Task instructions
Skip the pictures. Reproduce all other material exactly.

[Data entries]
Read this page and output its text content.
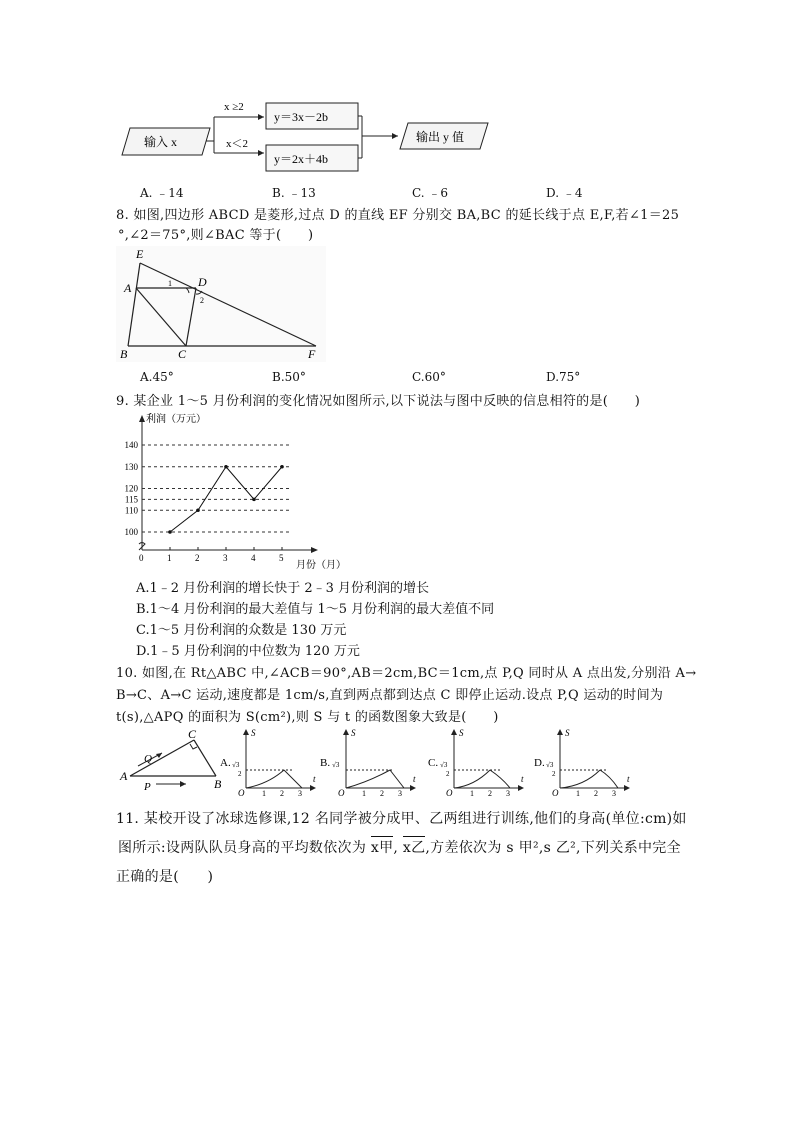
输入 x
x ≥2
x＜2
y＝3x－2b
y＝2x＋4b
输出 y 值
A. ﹣14	B. ﹣13	C. ﹣6	D. ﹣4
8. 如图,四边形 ABCD 是菱形,过点 D 的直线 EF 分别交 BA,BC 的延长线于点 E,F,若∠1＝25
°,∠2＝75°,则∠BAC 等于(　　)
E
A	D
B	C	F
1
2
A.45°	B.50°	C.60°	D.75°
9. 某企业 1～5 月份利润的变化情况如图所示,以下说法与图中反映的信息相符的是(　　)
利润（万元）
月份（月）
100
110
115
120
130
140
0	1	2	3	4	5
A.1﹣2 月份利润的增长快于 2﹣3 月份利润的增长
B.1～4 月份利润的最大差值与 1～5 月份利润的最大差值不同
C.1～5 月份利润的众数是 130 万元
D.1﹣5 月份利润的中位数为 120 万元
10. 如图,在 Rt△ABC 中,∠ACB＝90°,AB＝2cm,BC＝1cm,点 P,Q 同时从 A 点出发,分别沿 A→
B→C、A→C 运动,速度都是 1cm/s,直到两点都到达点 C 即停止运动.设点 P,Q 运动的时间为
t(s),△APQ 的面积为 S(cm²),则 S 与 t 的函数图象大致是(　　)
A
B
C
Q
P
A.
S
t
O
√3
2
1 2 3
B.
S
t
O
√3
1 2 3
C.
S
t
O
√3
2
1 2 3
D.
S
t
O
√3
2
1 2 3
11. 某校开设了冰球选修课,12 名同学被分成甲、乙两组进行训练,他们的身高(单位:cm)如
图所示:设两队队员身高的平均数依次为 x甲, x乙,方差依次为 s 甲²,s 乙²,下列关系中完全
正确的是(　　)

Written response
Read this page and output its text content.
输入 x
x ≥2
x＜2
y＝3x－2b
y＝2x＋4b
输出 y 值
A. ﹣14	B. ﹣13	C. ﹣6	D. ﹣4
8. 如图,四边形 ABCD 是菱形,过点 D 的直线 EF 分别交 BA,BC 的延长线于点 E,F,若∠1＝25
°,∠2＝75°,则∠BAC 等于(　　)
E
A	D
B	C	F
1
2
A.45°	B.50°	C.60°	D.75°
9. 某企业 1～5 月份利润的变化情况如图所示,以下说法与图中反映的信息相符的是(　　)
利润（万元）
月份（月）
100
110
115
120
130
140
0	1	2	3	4	5
A.1﹣2 月份利润的增长快于 2﹣3 月份利润的增长
B.1～4 月份利润的最大差值与 1～5 月份利润的最大差值不同
C.1～5 月份利润的众数是 130 万元
D.1﹣5 月份利润的中位数为 120 万元
10. 如图,在 Rt△ABC 中,∠ACB＝90°,AB＝2cm,BC＝1cm,点 P,Q 同时从 A 点出发,分别沿 A→
B→C、A→C 运动,速度都是 1cm/s,直到两点都到达点 C 即停止运动.设点 P,Q 运动的时间为
t(s),△APQ 的面积为 S(cm²),则 S 与 t 的函数图象大致是(　　)
A
B
C
Q
P
A.
S
t
O
√3
2
1 2 3
B.
S
t
O
√3
1 2 3
C.
S
t
O
√3
2
1 2 3
D.
S
t
O
√3
2
1 2 3
11. 某校开设了冰球选修课,12 名同学被分成甲、乙两组进行训练,他们的身高(单位:cm)如
图所示:设两队队员身高的平均数依次为 x甲, x乙,方差依次为 s 甲²,s 乙²,下列关系中完全
正确的是(　　)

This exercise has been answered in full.